The records that follow must be repeated verbatim, every one of them.
***
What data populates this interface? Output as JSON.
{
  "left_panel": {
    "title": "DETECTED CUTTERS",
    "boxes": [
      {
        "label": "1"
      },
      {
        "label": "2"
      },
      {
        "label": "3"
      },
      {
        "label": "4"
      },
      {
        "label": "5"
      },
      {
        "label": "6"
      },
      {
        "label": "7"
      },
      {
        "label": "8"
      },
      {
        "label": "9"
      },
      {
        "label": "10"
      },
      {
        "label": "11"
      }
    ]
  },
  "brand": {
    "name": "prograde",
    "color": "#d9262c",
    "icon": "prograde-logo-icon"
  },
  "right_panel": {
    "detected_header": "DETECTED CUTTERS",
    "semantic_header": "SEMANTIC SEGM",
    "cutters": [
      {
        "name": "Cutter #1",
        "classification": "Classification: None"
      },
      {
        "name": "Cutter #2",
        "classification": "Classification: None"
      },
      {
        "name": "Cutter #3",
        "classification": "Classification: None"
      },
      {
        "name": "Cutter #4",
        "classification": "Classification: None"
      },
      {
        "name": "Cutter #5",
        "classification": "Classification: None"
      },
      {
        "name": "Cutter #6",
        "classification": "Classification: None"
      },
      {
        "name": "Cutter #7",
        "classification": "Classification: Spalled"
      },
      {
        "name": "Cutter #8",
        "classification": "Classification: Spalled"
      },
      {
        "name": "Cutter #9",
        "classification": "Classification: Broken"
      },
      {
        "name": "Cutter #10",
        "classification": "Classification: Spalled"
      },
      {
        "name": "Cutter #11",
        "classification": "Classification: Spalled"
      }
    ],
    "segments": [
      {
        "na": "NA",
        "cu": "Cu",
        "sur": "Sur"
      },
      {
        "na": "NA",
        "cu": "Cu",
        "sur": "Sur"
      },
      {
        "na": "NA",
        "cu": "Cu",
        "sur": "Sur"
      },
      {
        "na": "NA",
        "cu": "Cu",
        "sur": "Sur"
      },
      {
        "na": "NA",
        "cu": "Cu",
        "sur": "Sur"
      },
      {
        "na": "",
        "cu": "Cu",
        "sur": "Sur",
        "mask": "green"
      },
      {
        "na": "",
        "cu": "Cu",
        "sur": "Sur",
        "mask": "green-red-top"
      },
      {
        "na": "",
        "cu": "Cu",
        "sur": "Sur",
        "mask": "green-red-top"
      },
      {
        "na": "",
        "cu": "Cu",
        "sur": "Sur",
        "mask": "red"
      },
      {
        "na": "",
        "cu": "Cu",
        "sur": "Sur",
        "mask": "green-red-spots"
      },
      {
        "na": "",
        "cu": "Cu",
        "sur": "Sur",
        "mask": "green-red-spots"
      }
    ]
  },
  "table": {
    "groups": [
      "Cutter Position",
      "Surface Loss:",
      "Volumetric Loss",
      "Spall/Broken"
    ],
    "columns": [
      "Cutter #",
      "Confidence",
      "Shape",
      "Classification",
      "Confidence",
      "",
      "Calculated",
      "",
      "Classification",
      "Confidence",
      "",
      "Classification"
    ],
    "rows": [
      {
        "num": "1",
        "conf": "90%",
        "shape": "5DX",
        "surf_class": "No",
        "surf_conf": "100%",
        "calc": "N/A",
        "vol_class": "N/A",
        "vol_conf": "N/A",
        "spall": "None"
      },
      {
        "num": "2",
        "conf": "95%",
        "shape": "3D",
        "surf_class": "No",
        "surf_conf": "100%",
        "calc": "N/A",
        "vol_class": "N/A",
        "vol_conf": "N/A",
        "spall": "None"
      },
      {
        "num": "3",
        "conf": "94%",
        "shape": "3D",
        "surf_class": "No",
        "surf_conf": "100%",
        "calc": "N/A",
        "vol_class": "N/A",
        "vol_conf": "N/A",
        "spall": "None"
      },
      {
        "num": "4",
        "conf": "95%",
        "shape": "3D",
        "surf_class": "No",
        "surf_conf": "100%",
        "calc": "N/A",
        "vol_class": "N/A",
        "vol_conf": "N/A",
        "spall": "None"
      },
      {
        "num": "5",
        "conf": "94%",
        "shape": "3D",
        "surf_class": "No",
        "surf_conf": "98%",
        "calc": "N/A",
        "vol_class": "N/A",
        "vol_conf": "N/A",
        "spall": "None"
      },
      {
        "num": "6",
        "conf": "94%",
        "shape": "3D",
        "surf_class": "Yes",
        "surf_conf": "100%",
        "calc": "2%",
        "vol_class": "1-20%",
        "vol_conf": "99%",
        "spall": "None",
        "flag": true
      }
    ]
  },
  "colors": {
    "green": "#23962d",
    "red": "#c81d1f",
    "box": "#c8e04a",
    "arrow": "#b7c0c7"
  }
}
***
» **Written solution**:
What data populates this interface? Output as JSON.
{
  "left_panel": {
    "title": "DETECTED CUTTERS",
    "boxes": [
      {
        "label": "1"
      },
      {
        "label": "2"
      },
      {
        "label": "3"
      },
      {
        "label": "4"
      },
      {
        "label": "5"
      },
      {
        "label": "6"
      },
      {
        "label": "7"
      },
      {
        "label": "8"
      },
      {
        "label": "9"
      },
      {
        "label": "10"
      },
      {
        "label": "11"
      }
    ]
  },
  "brand": {
    "name": "prograde",
    "color": "#d9262c",
    "icon": "prograde-logo-icon"
  },
  "right_panel": {
    "detected_header": "DETECTED CUTTERS",
    "semantic_header": "SEMANTIC SEGM",
    "cutters": [
      {
        "name": "Cutter #1",
        "classification": "Classification: None"
      },
      {
        "name": "Cutter #2",
        "classification": "Classification: None"
      },
      {
        "name": "Cutter #3",
        "classification": "Classification: None"
      },
      {
        "name": "Cutter #4",
        "classification": "Classification: None"
      },
      {
        "name": "Cutter #5",
        "classification": "Classification: None"
      },
      {
        "name": "Cutter #6",
        "classification": "Classification: None"
      },
      {
        "name": "Cutter #7",
        "classification": "Classification: Spalled"
      },
      {
        "name": "Cutter #8",
        "classification": "Classification: Spalled"
      },
      {
        "name": "Cutter #9",
        "classification": "Classification: Broken"
      },
      {
        "name": "Cutter #10",
        "classification": "Classification: Spalled"
      },
      {
        "name": "Cutter #11",
        "classification": "Classification: Spalled"
      }
    ],
    "segments": [
      {
        "na": "NA",
        "cu": "Cu",
        "sur": "Sur"
      },
      {
        "na": "NA",
        "cu": "Cu",
        "sur": "Sur"
      },
      {
        "na": "NA",
        "cu": "Cu",
        "sur": "Sur"
      },
      {
        "na": "NA",
        "cu": "Cu",
        "sur": "Sur"
      },
      {
        "na": "NA",
        "cu": "Cu",
        "sur": "Sur"
      },
      {
        "na": "",
        "cu": "Cu",
        "sur": "Sur",
        "mask": "green"
      },
      {
        "na": "",
        "cu": "Cu",
        "sur": "Sur",
        "mask": "green-red-top"
      },
      {
        "na": "",
        "cu": "Cu",
        "sur": "Sur",
        "mask": "green-red-top"
      },
      {
        "na": "",
        "cu": "Cu",
        "sur": "Sur",
        "mask": "red"
      },
      {
        "na": "",
        "cu": "Cu",
        "sur": "Sur",
        "mask": "green-red-spots"
      },
      {
        "na": "",
        "cu": "Cu",
        "sur": "Sur",
        "mask": "green-red-spots"
      }
    ]
  },
  "table": {
    "groups": [
      "Cutter Position",
      "Surface Loss:",
      "Volumetric Loss",
      "Spall/Broken"
    ],
    "columns": [
      "Cutter #",
      "Confidence",
      "Shape",
      "Classification",
      "Confidence",
      "",
      "Calculated",
      "",
      "Classification",
      "Confidence",
      "",
      "Classification"
    ],
    "rows": [
      {
        "num": "1",
        "conf": "90%",
        "shape": "5DX",
        "surf_class": "No",
        "surf_conf": "100%",
        "calc": "N/A",
        "vol_class": "N/A",
        "vol_conf": "N/A",
        "spall": "None"
      },
      {
        "num": "2",
        "conf": "95%",
        "shape": "3D",
        "surf_class": "No",
        "surf_conf": "100%",
        "calc": "N/A",
        "vol_class": "N/A",
        "vol_conf": "N/A",
        "spall": "None"
      },
      {
        "num": "3",
        "conf": "94%",
        "shape": "3D",
        "surf_class": "No",
        "surf_conf": "100%",
        "calc": "N/A",
        "vol_class": "N/A",
        "vol_conf": "N/A",
        "spall": "None"
      },
      {
        "num": "4",
        "conf": "95%",
        "shape": "3D",
        "surf_class": "No",
        "surf_conf": "100%",
        "calc": "N/A",
        "vol_class": "N/A",
        "vol_conf": "N/A",
        "spall": "None"
      },
      {
        "num": "5",
        "conf": "94%",
        "shape": "3D",
        "surf_class": "No",
        "surf_conf": "98%",
        "calc": "N/A",
        "vol_class": "N/A",
        "vol_conf": "N/A",
        "spall": "None"
      },
      {
        "num": "6",
        "conf": "94%",
        "shape": "3D",
        "surf_class": "Yes",
        "surf_conf": "100%",
        "calc": "2%",
        "vol_class": "1-20%",
        "vol_conf": "99%",
        "spall": "None",
        "flag": true
      }
    ]
  },
  "colors": {
    "green": "#23962d",
    "red": "#c81d1f",
    "box": "#c8e04a",
    "arrow": "#b7c0c7"
  }
}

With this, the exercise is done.